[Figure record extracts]
============
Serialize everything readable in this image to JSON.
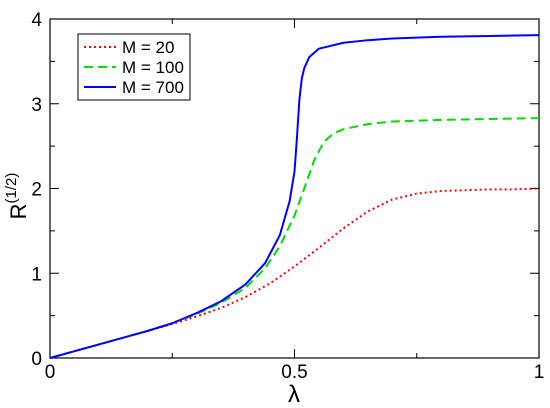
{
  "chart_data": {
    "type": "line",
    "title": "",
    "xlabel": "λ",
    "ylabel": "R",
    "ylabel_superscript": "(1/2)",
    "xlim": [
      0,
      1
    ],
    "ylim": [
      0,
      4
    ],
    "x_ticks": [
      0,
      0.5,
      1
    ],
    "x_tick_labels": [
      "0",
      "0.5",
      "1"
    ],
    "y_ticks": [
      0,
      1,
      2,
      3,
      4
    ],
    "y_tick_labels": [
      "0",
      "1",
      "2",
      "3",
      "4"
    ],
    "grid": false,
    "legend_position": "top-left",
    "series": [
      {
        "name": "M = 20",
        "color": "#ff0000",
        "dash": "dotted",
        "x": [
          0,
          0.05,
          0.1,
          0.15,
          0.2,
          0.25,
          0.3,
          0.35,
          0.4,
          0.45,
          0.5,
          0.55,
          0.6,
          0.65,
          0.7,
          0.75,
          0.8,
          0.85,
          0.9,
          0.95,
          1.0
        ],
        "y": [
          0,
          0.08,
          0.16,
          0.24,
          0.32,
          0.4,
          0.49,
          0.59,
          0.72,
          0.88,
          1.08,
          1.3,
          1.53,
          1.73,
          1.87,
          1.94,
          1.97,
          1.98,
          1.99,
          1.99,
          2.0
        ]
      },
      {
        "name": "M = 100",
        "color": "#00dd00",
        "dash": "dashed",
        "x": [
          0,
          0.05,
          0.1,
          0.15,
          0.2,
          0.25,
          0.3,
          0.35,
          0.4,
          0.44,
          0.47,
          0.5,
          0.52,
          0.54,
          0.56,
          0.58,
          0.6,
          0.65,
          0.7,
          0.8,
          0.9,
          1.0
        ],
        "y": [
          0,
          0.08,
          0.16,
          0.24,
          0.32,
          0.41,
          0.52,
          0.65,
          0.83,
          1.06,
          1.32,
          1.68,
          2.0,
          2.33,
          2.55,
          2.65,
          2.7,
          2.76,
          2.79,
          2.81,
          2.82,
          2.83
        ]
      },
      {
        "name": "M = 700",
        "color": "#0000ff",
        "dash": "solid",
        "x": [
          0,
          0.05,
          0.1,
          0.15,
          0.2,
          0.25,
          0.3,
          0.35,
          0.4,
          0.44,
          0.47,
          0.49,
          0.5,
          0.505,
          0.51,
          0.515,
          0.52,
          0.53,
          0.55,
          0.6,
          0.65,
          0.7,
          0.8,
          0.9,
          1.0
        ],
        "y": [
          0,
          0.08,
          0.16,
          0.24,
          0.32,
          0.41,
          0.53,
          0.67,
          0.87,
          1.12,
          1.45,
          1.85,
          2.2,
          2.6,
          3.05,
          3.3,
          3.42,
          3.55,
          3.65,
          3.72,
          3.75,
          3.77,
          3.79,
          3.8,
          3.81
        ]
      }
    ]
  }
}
============
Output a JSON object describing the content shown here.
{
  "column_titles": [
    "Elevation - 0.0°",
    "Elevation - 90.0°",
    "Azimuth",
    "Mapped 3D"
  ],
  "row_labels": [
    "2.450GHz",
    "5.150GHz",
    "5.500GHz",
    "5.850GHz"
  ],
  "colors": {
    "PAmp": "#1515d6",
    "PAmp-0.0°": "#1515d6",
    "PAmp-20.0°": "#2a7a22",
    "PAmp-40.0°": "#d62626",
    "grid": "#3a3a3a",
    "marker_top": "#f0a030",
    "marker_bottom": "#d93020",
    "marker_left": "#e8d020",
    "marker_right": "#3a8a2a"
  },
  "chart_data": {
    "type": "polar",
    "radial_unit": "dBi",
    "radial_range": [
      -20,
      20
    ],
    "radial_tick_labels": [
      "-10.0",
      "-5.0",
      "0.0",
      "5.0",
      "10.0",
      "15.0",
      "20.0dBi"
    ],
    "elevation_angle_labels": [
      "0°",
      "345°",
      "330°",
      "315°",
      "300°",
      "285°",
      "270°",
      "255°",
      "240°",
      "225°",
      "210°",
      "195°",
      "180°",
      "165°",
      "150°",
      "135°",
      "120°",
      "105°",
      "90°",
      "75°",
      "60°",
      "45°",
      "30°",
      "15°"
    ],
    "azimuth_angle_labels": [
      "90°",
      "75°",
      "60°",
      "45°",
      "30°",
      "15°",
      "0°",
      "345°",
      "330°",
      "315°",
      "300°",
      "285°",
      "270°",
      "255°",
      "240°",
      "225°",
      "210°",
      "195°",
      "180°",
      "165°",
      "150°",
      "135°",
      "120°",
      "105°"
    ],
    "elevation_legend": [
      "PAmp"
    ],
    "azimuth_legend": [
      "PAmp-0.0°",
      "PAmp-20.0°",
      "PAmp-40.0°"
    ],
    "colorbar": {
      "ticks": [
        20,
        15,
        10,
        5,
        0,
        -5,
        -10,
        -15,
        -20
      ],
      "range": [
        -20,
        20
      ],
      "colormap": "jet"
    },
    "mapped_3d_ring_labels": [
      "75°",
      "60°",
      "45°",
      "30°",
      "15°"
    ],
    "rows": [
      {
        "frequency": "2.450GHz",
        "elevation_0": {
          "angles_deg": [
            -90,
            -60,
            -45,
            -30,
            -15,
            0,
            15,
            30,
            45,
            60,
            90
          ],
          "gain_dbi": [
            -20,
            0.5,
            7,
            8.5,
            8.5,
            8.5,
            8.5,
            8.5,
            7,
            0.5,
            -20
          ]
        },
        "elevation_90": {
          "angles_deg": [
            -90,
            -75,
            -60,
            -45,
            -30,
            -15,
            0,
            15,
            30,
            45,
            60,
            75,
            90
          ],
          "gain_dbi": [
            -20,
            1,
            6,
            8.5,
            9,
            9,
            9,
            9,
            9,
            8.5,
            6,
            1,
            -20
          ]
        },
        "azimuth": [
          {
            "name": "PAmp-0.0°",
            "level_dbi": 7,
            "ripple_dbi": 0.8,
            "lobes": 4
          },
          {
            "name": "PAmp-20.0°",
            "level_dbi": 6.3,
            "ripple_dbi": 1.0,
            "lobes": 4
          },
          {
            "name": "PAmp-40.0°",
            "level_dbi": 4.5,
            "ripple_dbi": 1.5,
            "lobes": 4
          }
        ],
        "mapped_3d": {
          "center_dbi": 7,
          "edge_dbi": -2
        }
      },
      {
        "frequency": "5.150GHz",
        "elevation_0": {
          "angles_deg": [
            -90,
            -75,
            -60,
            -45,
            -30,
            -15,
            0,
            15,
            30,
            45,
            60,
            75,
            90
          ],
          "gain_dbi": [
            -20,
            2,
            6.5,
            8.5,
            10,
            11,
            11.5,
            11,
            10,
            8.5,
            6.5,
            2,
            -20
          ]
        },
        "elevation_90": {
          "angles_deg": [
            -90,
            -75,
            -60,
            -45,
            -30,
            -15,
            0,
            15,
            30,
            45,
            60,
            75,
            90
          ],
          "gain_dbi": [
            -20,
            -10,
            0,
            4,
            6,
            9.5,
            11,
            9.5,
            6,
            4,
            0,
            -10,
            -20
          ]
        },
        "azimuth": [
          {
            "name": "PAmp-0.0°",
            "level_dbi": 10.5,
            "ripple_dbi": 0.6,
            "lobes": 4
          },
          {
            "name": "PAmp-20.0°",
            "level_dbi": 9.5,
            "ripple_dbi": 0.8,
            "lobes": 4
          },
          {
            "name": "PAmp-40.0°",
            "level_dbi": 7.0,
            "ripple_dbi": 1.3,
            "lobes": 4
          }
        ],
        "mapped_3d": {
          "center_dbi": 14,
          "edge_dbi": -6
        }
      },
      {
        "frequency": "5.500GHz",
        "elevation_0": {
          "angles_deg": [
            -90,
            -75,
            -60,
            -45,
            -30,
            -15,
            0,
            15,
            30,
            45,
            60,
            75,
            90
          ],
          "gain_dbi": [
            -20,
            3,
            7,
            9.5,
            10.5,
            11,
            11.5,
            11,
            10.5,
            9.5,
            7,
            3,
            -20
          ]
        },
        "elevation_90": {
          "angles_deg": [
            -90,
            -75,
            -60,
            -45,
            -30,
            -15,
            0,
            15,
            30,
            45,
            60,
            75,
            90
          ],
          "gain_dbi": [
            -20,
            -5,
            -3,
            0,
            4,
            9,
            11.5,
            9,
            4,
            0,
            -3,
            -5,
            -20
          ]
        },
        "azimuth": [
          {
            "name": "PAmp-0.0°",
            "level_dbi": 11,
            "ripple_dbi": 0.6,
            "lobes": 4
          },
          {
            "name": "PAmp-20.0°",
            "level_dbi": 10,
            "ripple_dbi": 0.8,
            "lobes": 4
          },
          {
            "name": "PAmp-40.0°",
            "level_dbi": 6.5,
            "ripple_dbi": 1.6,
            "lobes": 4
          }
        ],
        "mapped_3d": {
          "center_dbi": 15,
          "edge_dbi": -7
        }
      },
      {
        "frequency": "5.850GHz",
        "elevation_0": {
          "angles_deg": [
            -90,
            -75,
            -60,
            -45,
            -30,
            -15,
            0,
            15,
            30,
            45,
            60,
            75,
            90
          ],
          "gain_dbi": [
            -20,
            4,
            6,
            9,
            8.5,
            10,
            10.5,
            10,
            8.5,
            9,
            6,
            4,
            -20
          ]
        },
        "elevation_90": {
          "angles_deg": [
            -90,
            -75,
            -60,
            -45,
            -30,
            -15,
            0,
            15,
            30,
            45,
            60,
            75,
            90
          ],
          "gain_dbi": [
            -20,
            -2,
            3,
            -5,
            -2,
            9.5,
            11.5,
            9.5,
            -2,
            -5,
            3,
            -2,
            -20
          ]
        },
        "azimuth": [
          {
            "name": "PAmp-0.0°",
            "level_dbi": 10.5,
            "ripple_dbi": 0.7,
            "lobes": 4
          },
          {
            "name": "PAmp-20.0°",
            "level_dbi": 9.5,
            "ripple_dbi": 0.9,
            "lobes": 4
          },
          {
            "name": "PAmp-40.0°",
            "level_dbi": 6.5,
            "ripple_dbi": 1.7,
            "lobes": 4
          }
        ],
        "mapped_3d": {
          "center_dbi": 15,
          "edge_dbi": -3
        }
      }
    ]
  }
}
============
#### Given task
Find how many lines in the records contain the string "frequency", then give the number alone.

#### Written reply
4